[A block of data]
— START —

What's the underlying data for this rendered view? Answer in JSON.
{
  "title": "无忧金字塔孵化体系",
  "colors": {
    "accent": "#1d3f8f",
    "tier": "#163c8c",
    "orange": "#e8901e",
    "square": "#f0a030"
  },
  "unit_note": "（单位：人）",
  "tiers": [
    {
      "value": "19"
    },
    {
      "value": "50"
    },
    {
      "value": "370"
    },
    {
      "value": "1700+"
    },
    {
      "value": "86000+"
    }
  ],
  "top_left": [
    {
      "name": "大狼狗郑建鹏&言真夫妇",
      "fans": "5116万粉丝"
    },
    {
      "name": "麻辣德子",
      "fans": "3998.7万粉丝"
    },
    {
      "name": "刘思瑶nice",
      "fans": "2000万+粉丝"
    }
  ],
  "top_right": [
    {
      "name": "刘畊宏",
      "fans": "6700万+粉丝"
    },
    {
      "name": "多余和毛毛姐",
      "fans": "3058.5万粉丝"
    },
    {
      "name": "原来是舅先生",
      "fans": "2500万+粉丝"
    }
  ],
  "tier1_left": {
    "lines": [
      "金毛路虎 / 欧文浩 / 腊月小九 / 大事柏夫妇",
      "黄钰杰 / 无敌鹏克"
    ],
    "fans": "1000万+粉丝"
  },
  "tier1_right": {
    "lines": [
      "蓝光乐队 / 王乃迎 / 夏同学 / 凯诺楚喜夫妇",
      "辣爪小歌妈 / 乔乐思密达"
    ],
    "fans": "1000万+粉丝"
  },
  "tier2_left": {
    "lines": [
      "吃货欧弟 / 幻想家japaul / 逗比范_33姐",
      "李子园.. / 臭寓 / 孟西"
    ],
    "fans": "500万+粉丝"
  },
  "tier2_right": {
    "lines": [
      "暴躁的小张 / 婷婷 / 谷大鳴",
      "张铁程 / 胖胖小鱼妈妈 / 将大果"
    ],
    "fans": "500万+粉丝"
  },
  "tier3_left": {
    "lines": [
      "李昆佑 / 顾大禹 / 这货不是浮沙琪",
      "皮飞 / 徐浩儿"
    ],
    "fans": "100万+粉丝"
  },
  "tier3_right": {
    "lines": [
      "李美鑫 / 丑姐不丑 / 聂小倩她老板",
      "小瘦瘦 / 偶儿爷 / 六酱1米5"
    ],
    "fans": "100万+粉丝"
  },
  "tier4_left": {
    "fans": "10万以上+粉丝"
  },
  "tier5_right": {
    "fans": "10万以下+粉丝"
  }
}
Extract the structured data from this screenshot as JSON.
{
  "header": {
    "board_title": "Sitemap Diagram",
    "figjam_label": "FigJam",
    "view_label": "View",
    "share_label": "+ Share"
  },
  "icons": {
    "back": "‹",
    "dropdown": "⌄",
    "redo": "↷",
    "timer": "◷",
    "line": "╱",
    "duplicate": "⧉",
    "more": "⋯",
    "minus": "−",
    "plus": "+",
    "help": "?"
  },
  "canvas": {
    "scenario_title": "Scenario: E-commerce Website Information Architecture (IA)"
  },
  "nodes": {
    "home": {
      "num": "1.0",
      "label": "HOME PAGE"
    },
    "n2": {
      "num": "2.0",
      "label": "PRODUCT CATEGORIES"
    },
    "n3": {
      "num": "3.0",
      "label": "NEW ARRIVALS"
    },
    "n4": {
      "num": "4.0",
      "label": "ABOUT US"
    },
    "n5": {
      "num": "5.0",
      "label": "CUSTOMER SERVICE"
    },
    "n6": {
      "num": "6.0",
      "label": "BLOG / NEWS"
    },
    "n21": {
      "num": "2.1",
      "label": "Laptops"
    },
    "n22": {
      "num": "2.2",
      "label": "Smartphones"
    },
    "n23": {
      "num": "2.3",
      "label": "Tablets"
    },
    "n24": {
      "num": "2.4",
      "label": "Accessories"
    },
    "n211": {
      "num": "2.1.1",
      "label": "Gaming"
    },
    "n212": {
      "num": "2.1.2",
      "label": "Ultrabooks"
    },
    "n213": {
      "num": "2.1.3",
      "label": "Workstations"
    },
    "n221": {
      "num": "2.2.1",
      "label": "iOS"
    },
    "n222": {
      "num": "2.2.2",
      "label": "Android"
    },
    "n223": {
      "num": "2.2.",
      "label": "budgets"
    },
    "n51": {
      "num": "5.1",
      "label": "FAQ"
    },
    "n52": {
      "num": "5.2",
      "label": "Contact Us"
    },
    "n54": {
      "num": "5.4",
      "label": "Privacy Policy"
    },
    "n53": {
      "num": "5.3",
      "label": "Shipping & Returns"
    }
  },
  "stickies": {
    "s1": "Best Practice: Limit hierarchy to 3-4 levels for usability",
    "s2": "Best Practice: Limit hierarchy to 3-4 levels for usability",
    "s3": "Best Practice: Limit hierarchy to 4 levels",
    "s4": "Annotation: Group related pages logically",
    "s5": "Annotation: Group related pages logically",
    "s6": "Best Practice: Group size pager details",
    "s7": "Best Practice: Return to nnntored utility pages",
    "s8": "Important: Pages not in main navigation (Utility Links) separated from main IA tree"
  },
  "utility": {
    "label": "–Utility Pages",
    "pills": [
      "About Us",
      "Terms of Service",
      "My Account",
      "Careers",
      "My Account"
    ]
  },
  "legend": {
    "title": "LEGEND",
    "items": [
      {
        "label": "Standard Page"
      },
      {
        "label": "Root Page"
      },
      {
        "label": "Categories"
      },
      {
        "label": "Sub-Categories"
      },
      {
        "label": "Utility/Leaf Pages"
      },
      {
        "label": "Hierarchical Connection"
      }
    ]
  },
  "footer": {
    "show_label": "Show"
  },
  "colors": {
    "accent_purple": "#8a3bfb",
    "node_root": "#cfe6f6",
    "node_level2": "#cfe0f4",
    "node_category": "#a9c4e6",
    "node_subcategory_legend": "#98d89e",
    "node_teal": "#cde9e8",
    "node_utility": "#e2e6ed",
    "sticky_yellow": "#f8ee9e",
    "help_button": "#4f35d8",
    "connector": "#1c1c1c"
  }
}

— END —

> **Work instructions**
Retype the entries one by one, exactly.

> **Written answer**
What's the underlying data for this rendered view? Answer in JSON.
{
  "title": "无忧金字塔孵化体系",
  "colors": {
    "accent": "#1d3f8f",
    "tier": "#163c8c",
    "orange": "#e8901e",
    "square": "#f0a030"
  },
  "unit_note": "（单位：人）",
  "tiers": [
    {
      "value": "19"
    },
    {
      "value": "50"
    },
    {
      "value": "370"
    },
    {
      "value": "1700+"
    },
    {
      "value": "86000+"
    }
  ],
  "top_left": [
    {
      "name": "大狼狗郑建鹏&言真夫妇",
      "fans": "5116万粉丝"
    },
    {
      "name": "麻辣德子",
      "fans": "3998.7万粉丝"
    },
    {
      "name": "刘思瑶nice",
      "fans": "2000万+粉丝"
    }
  ],
  "top_right": [
    {
      "name": "刘畊宏",
      "fans": "6700万+粉丝"
    },
    {
      "name": "多余和毛毛姐",
      "fans": "3058.5万粉丝"
    },
    {
      "name": "原来是舅先生",
      "fans": "2500万+粉丝"
    }
  ],
  "tier1_left": {
    "lines": [
      "金毛路虎 / 欧文浩 / 腊月小九 / 大事柏夫妇",
      "黄钰杰 / 无敌鹏克"
    ],
    "fans": "1000万+粉丝"
  },
  "tier1_right": {
    "lines": [
      "蓝光乐队 / 王乃迎 / 夏同学 / 凯诺楚喜夫妇",
      "辣爪小歌妈 / 乔乐思密达"
    ],
    "fans": "1000万+粉丝"
  },
  "tier2_left": {
    "lines": [
      "吃货欧弟 / 幻想家japaul / 逗比范_33姐",
      "李子园.. / 臭寓 / 孟西"
    ],
    "fans": "500万+粉丝"
  },
  "tier2_right": {
    "lines": [
      "暴躁的小张 / 婷婷 / 谷大鳴",
      "张铁程 / 胖胖小鱼妈妈 / 将大果"
    ],
    "fans": "500万+粉丝"
  },
  "tier3_left": {
    "lines": [
      "李昆佑 / 顾大禹 / 这货不是浮沙琪",
      "皮飞 / 徐浩儿"
    ],
    "fans": "100万+粉丝"
  },
  "tier3_right": {
    "lines": [
      "李美鑫 / 丑姐不丑 / 聂小倩她老板",
      "小瘦瘦 / 偶儿爷 / 六酱1米5"
    ],
    "fans": "100万+粉丝"
  },
  "tier4_left": {
    "fans": "10万以上+粉丝"
  },
  "tier5_right": {
    "fans": "10万以下+粉丝"
  }
}
Extract the structured data from this screenshot as JSON.
{
  "header": {
    "board_title": "Sitemap Diagram",
    "figjam_label": "FigJam",
    "view_label": "View",
    "share_label": "+ Share"
  },
  "icons": {
    "back": "‹",
    "dropdown": "⌄",
    "redo": "↷",
    "timer": "◷",
    "line": "╱",
    "duplicate": "⧉",
    "more": "⋯",
    "minus": "−",
    "plus": "+",
    "help": "?"
  },
  "canvas": {
    "scenario_title": "Scenario: E-commerce Website Information Architecture (IA)"
  },
  "nodes": {
    "home": {
      "num": "1.0",
      "label": "HOME PAGE"
    },
    "n2": {
      "num": "2.0",
      "label": "PRODUCT CATEGORIES"
    },
    "n3": {
      "num": "3.0",
      "label": "NEW ARRIVALS"
    },
    "n4": {
      "num": "4.0",
      "label": "ABOUT US"
    },
    "n5": {
      "num": "5.0",
      "label": "CUSTOMER SERVICE"
    },
    "n6": {
      "num": "6.0",
      "label": "BLOG / NEWS"
    },
    "n21": {
      "num": "2.1",
      "label": "Laptops"
    },
    "n22": {
      "num": "2.2",
      "label": "Smartphones"
    },
    "n23": {
      "num": "2.3",
      "label": "Tablets"
    },
    "n24": {
      "num": "2.4",
      "label": "Accessories"
    },
    "n211": {
      "num": "2.1.1",
      "label": "Gaming"
    },
    "n212": {
      "num": "2.1.2",
      "label": "Ultrabooks"
    },
    "n213": {
      "num": "2.1.3",
      "label": "Workstations"
    },
    "n221": {
      "num": "2.2.1",
      "label": "iOS"
    },
    "n222": {
      "num": "2.2.2",
      "label": "Android"
    },
    "n223": {
      "num": "2.2.",
      "label": "budgets"
    },
    "n51": {
      "num": "5.1",
      "label": "FAQ"
    },
    "n52": {
      "num": "5.2",
      "label": "Contact Us"
    },
    "n54": {
      "num": "5.4",
      "label": "Privacy Policy"
    },
    "n53": {
      "num": "5.3",
      "label": "Shipping & Returns"
    }
  },
  "stickies": {
    "s1": "Best Practice: Limit hierarchy to 3-4 levels for usability",
    "s2": "Best Practice: Limit hierarchy to 3-4 levels for usability",
    "s3": "Best Practice: Limit hierarchy to 4 levels",
    "s4": "Annotation: Group related pages logically",
    "s5": "Annotation: Group related pages logically",
    "s6": "Best Practice: Group size pager details",
    "s7": "Best Practice: Return to nnntored utility pages",
    "s8": "Important: Pages not in main navigation (Utility Links) separated from main IA tree"
  },
  "utility": {
    "label": "–Utility Pages",
    "pills": [
      "About Us",
      "Terms of Service",
      "My Account",
      "Careers",
      "My Account"
    ]
  },
  "legend": {
    "title": "LEGEND",
    "items": [
      {
        "label": "Standard Page"
      },
      {
        "label": "Root Page"
      },
      {
        "label": "Categories"
      },
      {
        "label": "Sub-Categories"
      },
      {
        "label": "Utility/Leaf Pages"
      },
      {
        "label": "Hierarchical Connection"
      }
    ]
  },
  "footer": {
    "show_label": "Show"
  },
  "colors": {
    "accent_purple": "#8a3bfb",
    "node_root": "#cfe6f6",
    "node_level2": "#cfe0f4",
    "node_category": "#a9c4e6",
    "node_subcategory_legend": "#98d89e",
    "node_teal": "#cde9e8",
    "node_utility": "#e2e6ed",
    "sticky_yellow": "#f8ee9e",
    "help_button": "#4f35d8",
    "connector": "#1c1c1c"
  }
}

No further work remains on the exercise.